:: TEXTO PARA ANÁLISE ::
━━━━━━

Tribuna Livre: Defensorias Públicas é tema de debate na Câmara

Foto Leandro Perché/CMCPela segunda vez em duas semanas, o judiciário fez o uso da Tribuna Livre da Câmara para pedir apoio aos vereadores em suas mobilizações. No último dia 2, a promotora de Defesa do Patrimônio Público do município, Ana Letícia Martins de Souza, falou sobre a necessidade da derrubada da PEC 37. Já nesta semana, o orador foi Eduardo Cavalieri Pinheiro, presidente da Associação dos Defensores Públicos do Estado de Minas Gerais.
O objetivo da explanação de Eduardo foi a defesa da Proposta de Emenda Constitucional nº 247/2013, de autoria dos deputados Mauro Benevides (PMDB/CE), Alessandro Molon (PT/RJ) e André Moura (PSC/SE), e a necessidade da derrubada do veto presidencial à Proposta de Lei Complementar                        nº 114/2011.
A PEC 247/2013 prevê a obrigatoriedade da instalação de uma Defensoria Pública em todas as Comarcas e estabelece que o número de defensores públicos seja proporcional à efetiva demanda pelo serviço, fixando um prazo de oito anos para que todas as comarcas passem a ter defensores públicos em número suficiente.

━━━━━━

:: INFORMAÇÕES DA FONTE ::
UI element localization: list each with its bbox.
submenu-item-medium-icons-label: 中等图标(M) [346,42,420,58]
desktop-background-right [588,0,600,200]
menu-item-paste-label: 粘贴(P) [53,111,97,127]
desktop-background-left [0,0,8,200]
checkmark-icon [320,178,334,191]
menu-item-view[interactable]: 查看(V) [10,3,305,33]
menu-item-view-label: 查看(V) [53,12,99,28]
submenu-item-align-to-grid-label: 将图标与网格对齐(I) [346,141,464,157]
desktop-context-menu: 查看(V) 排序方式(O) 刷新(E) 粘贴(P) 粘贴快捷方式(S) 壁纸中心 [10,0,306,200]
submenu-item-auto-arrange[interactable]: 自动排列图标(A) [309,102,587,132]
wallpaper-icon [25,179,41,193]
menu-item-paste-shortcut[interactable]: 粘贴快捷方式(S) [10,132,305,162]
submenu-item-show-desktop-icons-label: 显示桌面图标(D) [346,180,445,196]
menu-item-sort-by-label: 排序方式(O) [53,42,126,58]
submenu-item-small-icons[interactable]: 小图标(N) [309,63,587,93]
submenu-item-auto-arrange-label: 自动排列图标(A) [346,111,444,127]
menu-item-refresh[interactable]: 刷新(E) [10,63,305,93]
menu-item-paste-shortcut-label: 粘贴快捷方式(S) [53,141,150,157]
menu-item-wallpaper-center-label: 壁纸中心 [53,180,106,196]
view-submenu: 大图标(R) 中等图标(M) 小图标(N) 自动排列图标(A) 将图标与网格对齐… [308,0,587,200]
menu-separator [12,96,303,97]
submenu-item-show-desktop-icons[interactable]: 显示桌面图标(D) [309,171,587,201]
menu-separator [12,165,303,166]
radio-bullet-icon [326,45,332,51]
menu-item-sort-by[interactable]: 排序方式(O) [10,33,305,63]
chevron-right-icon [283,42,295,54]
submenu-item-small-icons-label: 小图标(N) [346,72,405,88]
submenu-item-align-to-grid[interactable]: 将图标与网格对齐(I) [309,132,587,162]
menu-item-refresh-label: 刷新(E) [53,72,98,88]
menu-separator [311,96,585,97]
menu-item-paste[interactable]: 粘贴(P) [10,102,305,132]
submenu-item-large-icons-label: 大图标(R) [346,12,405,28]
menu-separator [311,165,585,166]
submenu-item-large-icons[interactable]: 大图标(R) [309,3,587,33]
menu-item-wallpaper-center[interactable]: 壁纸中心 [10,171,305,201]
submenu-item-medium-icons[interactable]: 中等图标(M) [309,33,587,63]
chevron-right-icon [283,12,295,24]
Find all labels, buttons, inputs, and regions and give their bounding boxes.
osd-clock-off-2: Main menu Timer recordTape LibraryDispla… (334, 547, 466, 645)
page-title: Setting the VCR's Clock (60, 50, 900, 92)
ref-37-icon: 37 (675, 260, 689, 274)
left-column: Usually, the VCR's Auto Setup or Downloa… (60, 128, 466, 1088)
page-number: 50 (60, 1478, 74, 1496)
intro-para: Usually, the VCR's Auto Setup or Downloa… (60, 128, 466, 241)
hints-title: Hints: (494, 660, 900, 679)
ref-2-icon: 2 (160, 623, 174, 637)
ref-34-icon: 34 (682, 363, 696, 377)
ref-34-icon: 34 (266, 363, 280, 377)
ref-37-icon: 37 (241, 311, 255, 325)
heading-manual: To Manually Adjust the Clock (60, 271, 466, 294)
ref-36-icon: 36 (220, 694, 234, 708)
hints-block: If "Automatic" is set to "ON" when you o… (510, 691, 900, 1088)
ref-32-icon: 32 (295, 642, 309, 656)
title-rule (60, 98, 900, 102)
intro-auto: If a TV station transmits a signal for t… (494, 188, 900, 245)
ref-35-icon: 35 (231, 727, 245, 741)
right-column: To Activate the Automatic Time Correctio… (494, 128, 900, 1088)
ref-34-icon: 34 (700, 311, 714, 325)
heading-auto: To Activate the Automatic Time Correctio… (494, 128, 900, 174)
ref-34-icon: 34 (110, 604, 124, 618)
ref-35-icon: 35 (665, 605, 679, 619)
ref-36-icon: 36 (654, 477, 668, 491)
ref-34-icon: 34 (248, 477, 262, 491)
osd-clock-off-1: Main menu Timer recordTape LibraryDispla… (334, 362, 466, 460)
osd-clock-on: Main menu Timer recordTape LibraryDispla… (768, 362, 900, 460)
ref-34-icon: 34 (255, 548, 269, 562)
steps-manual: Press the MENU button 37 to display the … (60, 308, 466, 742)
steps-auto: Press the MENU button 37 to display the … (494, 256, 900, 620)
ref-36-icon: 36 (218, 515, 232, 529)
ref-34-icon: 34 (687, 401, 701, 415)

━━━━━━

:: APLIQUE A LEITURA ::
- A) Cite todos os deputados que o texto para análise apresenta como autores da PEC 247/2013, com partido e estado de cada um.
- B) Traduza para o inglês esta frase do texto para análise: "A PEC 247/2013 prevê a obrigatoriedade da instalação de uma Defensoria Pública em todas as Comarcas e estabelece que o número de defensores públicos seja proporcional à efetiva demanda pelo serviço, fixando um prazo de oito anos para que todas as comarcas passem a ter defensores públicos em número suficiente."
A listagem não tem nenhum papel aqui.

:: RESPOSTAS POR TAREFA ::
- A)
Mauro Benevides (PMDB/CE)
Alessandro Molon (PT/RJ)
André Moura (PSC/SE)

- B) PEC 247/2013 makes it mandatory to set up a Public Defender's Office in every judicial district and establishes that the number of public defenders be proportional to the actual demand for the service, setting a deadline of eight years for all judicial districts to have a sufficient number of public defenders.